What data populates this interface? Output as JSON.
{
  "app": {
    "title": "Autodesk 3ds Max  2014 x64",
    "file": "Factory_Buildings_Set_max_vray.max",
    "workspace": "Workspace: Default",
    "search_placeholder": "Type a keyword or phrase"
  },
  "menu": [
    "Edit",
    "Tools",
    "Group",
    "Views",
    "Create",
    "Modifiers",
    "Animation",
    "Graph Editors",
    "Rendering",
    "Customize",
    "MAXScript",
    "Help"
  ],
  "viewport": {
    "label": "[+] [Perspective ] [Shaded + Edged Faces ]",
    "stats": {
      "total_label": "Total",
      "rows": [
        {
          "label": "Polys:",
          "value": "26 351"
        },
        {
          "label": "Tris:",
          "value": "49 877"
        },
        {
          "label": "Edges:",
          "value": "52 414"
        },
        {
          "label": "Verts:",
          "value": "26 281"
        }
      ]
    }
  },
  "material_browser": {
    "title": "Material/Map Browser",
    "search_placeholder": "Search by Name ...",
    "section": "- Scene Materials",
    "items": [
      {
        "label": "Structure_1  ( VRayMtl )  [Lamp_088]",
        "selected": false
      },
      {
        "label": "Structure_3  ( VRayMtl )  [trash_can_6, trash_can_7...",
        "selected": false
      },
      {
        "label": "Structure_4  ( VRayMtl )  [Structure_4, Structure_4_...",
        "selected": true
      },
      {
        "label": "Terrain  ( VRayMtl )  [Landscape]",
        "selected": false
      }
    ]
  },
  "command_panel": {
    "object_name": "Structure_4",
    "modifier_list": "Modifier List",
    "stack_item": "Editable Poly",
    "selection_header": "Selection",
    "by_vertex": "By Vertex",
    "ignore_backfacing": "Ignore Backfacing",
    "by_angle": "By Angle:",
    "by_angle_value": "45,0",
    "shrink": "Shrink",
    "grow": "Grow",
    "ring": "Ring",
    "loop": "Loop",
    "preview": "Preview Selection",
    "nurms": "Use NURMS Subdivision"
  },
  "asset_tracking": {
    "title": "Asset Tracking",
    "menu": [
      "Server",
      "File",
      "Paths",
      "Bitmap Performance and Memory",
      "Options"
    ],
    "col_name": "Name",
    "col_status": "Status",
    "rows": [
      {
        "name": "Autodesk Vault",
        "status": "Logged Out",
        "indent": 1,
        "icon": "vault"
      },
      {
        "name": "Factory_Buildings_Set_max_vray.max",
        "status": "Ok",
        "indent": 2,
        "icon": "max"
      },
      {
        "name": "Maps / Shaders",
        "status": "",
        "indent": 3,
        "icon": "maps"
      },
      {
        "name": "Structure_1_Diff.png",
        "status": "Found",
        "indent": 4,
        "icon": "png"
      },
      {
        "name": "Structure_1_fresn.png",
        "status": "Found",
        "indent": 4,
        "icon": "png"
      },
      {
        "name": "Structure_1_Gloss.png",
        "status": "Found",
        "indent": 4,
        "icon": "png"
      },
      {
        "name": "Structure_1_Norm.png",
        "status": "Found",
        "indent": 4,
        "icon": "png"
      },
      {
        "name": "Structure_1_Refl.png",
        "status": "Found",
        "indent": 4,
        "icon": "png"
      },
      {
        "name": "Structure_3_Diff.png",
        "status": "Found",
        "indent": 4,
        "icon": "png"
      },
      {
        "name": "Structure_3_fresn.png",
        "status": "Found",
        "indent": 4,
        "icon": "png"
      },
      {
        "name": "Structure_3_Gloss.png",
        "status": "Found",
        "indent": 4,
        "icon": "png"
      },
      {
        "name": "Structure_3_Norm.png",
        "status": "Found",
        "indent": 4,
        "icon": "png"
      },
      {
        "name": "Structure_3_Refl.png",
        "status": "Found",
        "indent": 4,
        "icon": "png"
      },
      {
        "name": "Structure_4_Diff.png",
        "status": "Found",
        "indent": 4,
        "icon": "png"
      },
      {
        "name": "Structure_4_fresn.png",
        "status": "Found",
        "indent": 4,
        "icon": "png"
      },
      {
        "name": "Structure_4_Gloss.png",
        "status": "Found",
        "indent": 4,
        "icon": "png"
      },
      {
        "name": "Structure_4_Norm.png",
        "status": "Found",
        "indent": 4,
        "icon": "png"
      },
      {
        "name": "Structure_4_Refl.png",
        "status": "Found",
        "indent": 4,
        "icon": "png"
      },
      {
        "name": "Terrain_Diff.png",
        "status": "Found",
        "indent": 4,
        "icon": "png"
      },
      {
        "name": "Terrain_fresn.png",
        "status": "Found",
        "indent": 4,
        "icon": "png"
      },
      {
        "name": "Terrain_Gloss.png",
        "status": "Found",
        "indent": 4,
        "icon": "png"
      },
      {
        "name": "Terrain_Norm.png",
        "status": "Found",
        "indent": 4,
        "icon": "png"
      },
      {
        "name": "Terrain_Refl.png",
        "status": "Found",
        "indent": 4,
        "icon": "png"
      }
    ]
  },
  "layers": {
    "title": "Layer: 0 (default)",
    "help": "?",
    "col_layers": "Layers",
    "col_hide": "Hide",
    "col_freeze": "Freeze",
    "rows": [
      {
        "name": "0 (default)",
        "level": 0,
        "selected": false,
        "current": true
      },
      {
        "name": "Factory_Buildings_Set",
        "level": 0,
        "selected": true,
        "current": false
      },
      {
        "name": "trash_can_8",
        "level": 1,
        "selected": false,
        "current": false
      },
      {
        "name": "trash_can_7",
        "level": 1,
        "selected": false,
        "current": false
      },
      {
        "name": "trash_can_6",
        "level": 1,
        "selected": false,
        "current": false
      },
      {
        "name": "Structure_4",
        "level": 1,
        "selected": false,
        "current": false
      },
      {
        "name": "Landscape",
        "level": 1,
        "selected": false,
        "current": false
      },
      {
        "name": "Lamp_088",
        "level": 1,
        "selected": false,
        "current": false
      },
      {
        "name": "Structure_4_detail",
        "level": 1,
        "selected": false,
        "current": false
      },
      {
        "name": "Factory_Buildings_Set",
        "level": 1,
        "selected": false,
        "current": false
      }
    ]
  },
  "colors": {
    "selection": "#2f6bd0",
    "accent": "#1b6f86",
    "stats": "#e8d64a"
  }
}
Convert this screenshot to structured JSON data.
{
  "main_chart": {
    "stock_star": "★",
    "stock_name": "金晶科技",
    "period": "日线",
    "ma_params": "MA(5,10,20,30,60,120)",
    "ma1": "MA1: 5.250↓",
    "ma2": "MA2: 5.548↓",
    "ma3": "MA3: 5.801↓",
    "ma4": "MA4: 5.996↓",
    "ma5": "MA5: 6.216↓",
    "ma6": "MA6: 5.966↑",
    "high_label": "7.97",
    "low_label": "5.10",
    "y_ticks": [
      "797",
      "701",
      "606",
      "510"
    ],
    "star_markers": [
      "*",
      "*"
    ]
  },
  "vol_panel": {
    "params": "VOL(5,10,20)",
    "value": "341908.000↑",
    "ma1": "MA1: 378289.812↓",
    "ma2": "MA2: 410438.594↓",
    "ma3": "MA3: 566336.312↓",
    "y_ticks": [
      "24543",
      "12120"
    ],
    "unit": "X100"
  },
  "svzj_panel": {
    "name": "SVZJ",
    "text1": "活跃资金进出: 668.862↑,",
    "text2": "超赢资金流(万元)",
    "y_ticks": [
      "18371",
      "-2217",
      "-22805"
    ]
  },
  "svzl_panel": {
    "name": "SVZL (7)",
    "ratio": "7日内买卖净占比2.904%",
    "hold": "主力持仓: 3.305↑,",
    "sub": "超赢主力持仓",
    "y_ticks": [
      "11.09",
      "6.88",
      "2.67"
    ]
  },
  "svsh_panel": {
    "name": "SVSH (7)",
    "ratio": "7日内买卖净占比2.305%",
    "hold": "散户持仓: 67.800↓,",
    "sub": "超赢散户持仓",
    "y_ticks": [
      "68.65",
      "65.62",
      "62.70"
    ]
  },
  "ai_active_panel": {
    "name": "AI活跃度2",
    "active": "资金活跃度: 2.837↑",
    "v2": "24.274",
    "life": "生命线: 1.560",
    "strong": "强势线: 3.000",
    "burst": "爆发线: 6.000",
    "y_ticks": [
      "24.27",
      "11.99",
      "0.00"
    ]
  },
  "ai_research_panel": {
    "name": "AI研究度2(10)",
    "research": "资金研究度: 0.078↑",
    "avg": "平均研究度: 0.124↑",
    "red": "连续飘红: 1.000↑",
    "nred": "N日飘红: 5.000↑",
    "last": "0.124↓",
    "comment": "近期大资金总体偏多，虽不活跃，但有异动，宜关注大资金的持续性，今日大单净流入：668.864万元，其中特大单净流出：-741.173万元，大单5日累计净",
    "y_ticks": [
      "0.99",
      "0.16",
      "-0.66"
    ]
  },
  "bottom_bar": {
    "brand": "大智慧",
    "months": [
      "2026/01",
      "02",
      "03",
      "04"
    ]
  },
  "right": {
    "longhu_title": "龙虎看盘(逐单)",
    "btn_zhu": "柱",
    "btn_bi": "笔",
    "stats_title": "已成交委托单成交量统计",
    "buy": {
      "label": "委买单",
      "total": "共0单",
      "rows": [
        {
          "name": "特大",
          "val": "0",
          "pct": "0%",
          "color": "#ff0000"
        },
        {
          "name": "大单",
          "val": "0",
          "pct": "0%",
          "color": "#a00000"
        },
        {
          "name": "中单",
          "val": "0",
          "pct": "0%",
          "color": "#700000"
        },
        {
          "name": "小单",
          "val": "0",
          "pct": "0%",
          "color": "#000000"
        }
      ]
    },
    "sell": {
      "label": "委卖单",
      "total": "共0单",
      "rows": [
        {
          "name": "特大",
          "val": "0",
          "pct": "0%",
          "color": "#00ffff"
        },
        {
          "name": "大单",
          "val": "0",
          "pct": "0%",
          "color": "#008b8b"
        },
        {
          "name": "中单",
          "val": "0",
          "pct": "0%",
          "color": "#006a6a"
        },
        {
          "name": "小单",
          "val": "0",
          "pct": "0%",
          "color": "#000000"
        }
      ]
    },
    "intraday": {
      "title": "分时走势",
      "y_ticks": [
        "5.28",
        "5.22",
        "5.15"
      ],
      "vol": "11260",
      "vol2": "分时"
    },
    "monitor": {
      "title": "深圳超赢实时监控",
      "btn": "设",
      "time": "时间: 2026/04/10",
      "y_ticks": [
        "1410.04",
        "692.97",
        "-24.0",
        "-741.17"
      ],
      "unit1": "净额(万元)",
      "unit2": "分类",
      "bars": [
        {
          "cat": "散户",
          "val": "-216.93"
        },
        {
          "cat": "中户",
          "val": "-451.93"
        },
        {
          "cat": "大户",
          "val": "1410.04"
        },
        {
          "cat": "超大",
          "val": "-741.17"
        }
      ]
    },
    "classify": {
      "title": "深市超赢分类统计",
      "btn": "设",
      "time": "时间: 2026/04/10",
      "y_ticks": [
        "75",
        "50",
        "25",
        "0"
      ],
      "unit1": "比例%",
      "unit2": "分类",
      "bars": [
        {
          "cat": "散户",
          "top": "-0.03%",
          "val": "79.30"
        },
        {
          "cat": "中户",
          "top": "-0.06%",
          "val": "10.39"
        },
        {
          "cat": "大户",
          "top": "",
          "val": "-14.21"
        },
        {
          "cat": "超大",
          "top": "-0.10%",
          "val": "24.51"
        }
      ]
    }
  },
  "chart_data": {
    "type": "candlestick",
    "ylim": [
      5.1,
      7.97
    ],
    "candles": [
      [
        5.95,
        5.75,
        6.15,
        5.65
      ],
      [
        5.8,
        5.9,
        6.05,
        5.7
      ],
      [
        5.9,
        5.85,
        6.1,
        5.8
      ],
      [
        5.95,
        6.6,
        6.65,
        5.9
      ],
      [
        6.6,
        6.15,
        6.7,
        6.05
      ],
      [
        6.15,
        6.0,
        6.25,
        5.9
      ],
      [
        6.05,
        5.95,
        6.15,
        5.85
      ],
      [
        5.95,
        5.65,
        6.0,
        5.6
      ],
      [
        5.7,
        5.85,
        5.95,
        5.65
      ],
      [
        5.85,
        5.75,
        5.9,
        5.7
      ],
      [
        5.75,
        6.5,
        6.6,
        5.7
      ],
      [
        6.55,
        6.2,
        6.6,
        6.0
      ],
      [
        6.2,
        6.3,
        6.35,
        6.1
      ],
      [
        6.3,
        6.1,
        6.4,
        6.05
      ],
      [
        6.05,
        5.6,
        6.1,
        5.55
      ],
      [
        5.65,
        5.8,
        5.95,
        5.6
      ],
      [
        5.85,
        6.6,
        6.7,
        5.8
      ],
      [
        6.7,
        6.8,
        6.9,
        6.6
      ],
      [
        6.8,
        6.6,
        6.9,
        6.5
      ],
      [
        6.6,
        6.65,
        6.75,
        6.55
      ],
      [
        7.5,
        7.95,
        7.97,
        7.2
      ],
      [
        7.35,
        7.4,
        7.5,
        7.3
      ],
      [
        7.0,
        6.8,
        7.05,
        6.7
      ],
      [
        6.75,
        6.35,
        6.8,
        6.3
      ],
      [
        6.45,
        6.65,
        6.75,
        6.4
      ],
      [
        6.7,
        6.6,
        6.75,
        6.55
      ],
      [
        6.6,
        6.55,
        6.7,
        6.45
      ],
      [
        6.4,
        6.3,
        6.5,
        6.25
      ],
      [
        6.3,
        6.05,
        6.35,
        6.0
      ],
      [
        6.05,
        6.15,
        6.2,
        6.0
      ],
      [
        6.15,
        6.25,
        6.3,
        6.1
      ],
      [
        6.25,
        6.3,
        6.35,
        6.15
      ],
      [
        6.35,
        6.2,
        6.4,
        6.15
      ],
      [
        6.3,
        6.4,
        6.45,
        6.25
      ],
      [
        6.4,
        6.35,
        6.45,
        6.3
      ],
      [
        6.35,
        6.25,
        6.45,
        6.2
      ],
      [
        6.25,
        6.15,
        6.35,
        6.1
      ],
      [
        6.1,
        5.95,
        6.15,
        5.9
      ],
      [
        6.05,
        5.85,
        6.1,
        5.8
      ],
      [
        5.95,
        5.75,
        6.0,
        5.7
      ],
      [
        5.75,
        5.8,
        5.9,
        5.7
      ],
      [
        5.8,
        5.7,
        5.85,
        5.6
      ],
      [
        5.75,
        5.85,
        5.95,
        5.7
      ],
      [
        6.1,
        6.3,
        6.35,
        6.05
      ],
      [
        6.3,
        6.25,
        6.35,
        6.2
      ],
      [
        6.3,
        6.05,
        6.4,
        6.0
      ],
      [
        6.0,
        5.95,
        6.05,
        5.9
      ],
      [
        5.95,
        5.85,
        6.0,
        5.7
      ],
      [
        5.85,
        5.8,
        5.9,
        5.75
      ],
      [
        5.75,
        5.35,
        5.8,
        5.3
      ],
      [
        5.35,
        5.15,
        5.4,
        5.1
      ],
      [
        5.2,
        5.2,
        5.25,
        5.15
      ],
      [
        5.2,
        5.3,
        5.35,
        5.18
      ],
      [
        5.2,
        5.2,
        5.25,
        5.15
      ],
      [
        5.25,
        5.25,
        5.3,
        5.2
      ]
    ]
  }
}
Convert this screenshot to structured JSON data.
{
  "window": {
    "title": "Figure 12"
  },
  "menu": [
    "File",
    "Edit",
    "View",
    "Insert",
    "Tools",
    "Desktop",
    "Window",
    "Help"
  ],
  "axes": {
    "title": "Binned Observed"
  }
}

What to do - Establish how many lines of the material above hold the word "ratio". Nothing but the count should be returned.

Output below - 2